**ОТРЫВОК**.
С людьми ещё интереснее — мне начало казаться, что почти каждого я где-то видела. Все лица кажутся мне знакомыми, в прохожих мне мерещатся разные люди, находящиеся в данный момент очень далеко от меня.
Несла однажды в поезде кружку с кипятком — от самовара до места 37 — увидела мелкую девочку на боковом сиденье, в наушниках, подумала: это же моя соседка с Красногорска, кажется, Настя. А потом поняла, что Насте той сейчас примерно за тридцать…
Вот и возникли из пустоты красный кирпич и девятый номер.
Лизу на больничной кровати мы признали тогда с трудом. На большом сетчатом полотне, в гнезде из серо-жёлтых одеял, лежало хрупким яйцом белое тельце. Пробуждение её — после ночных мытарств по участку, Центру и больничной палате — было похоже на трудное появление из скорлупы.
Лиза, Наташа, я, мы заняли три железных кресла в коридоре.
Мимо нас в столовую проплывали старики и старушки (из тумана палаты в серость большого холла), «шарк-шарк» наполнялось наше тяжёлое молчание. Что теперь делать? Забрать Лизу из больницы имели право только родители. Мы забрали только мои ключи и куртку.
Странно это — преодолеть такой трудный путь до Омска и не увидеть город. Трудно это — потерять на несколько суток из виду дочь, а затем собирать деньги на самолёт до Омска, искать «Старый Кировск», искать больницу, искать слова.
Пространство коварно, но лишь от скуки.
У одного омского актёра, Александра Гончарука, несколько лет в статусе соцсети висела фраза «Вам меня не надо, а я есть!». Примерно с такими словами из городской пустоты иногда делают шаг дома, которые ты предпочёл бы не видеть.
«КЛАСС» АСТРЕЦОВОЙ
Смотришь неигровой фильм. Записываешь мысли, сразу.
А мог бы не посмотреть — ничего бы не узнал про балет, про стипендию Фетона Меоцци (в «Классе» — Фёдора Ивановича). И про Ваганову, и про всех.
Как много судеб. Все хорошие, все. Талантливый. Маленькая, внимательная. Очень красивый. Сильные.
«Когда люди танцуют вместе, это неизбежный процесс — жениться».

**МАТЕРИАЛ**.
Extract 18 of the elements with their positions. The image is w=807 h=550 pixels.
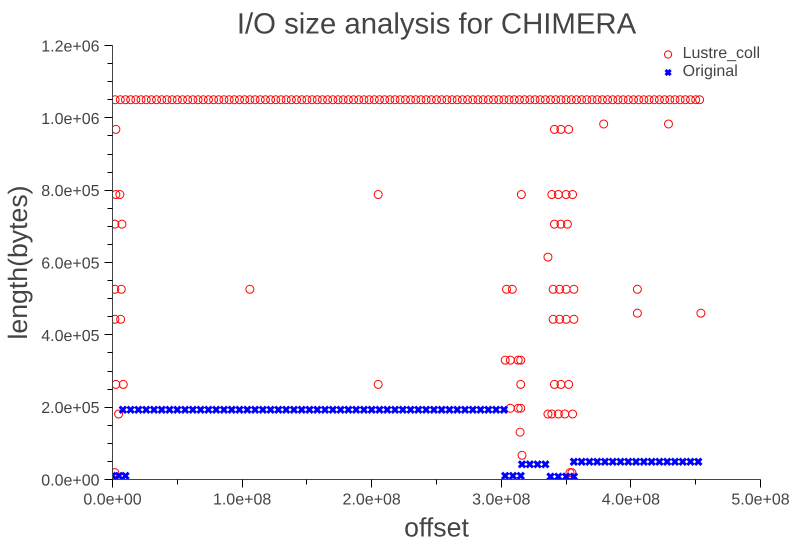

**ПИСЬМЕННОЕ ЗАДАНИЕ**. Напишите продолжение отрывка, начиная сразу после его последней фразы. Приведённые данные с отрывком не связаны.

**ОТВЕТ НА ЗАДАНИЕ**.
Располневший, машет руками, что-то говорит, но закрыто фоновой музыкой. Потом открывается звук:
«Илюша, делаешь (прыжки) как будто блины печёшь» — стучит ладонями по коленям.
У танцующих в классе влажные шеи, виски, лбы.
Белые футболки, а из воротов — смуглые шеи.
Ступни у белых чешек чёрные. Край ступни и носок — особенно.
«И-и-и раз, вкусная ножка!»
На сцене со второго дня.
Побывав в ролях амуров, дети становятся пажами, несущими шлейфы фей.
По мере взросления их роли меняются.
Много чёрно-белых фото. Лицо чётко, а ступня над головой не в фокусе — кадр остановил в полёте.
На лице напряжение, приоткрытый от усилия рот.
Танцор балета, поднимая ногу, становится треугольником. В пачке — треугольник явнее. Сначала равносторонний, а потом ломаный.
Много чёрно-белых фото, красивых тел, частей тела в воздухе, над головой, в стороне. Кто-то так много тренировался, кто-то так много тренируется. И мы ни про кого не знаем. Только друг друга, а про всех — ничего.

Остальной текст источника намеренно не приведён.